### Exercise material ###

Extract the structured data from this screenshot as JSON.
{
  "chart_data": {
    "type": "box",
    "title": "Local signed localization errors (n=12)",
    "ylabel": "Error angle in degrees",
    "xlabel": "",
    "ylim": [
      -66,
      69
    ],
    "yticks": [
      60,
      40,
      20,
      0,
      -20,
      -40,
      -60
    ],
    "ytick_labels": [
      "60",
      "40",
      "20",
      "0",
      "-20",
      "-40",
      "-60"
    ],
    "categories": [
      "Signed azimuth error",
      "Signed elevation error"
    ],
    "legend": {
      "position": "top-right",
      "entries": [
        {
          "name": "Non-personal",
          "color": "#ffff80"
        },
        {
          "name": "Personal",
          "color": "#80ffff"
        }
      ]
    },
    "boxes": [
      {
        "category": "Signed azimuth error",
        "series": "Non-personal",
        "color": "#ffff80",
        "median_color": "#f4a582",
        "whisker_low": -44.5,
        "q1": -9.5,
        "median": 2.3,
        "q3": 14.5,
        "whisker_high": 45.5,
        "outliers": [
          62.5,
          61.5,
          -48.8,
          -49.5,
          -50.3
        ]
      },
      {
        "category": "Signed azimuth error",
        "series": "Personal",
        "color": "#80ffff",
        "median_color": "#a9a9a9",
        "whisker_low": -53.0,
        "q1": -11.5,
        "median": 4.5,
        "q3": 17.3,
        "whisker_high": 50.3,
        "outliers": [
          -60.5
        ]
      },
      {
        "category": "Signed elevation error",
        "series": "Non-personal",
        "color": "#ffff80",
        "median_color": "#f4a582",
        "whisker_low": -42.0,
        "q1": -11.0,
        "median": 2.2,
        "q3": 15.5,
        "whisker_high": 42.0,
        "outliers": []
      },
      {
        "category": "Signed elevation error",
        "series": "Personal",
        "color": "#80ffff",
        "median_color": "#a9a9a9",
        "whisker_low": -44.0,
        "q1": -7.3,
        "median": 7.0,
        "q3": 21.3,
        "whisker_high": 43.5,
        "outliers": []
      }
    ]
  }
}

###
### Exercise material ###

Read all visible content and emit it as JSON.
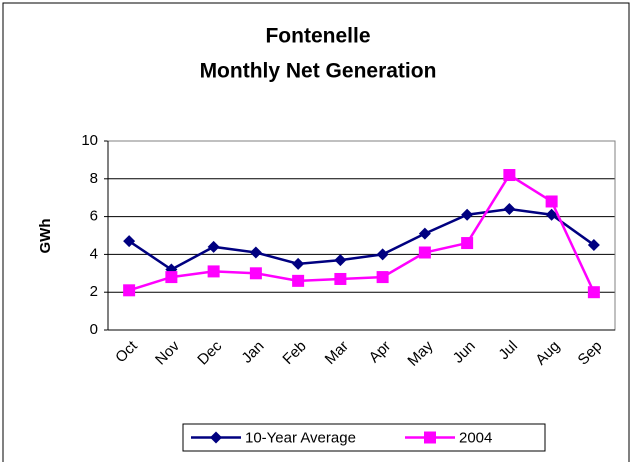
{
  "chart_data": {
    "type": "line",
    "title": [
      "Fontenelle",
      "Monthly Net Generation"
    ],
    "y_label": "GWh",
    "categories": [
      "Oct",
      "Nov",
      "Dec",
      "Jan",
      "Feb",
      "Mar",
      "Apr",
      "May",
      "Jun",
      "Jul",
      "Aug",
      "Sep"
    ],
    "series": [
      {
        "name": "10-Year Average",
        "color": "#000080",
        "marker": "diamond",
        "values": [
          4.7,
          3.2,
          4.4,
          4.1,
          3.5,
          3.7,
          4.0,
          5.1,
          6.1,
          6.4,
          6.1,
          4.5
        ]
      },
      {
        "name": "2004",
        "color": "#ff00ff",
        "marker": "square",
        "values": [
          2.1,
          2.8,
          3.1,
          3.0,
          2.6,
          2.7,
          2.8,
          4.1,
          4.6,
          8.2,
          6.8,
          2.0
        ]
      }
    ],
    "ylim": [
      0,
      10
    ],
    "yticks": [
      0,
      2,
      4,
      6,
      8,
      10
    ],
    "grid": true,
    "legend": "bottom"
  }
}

###

» **Exercise requirements**
Select every line in the records above that contains the word "title".

» **Solution below**
    "title": "Local signed localization errors (n=12)",
    "title": [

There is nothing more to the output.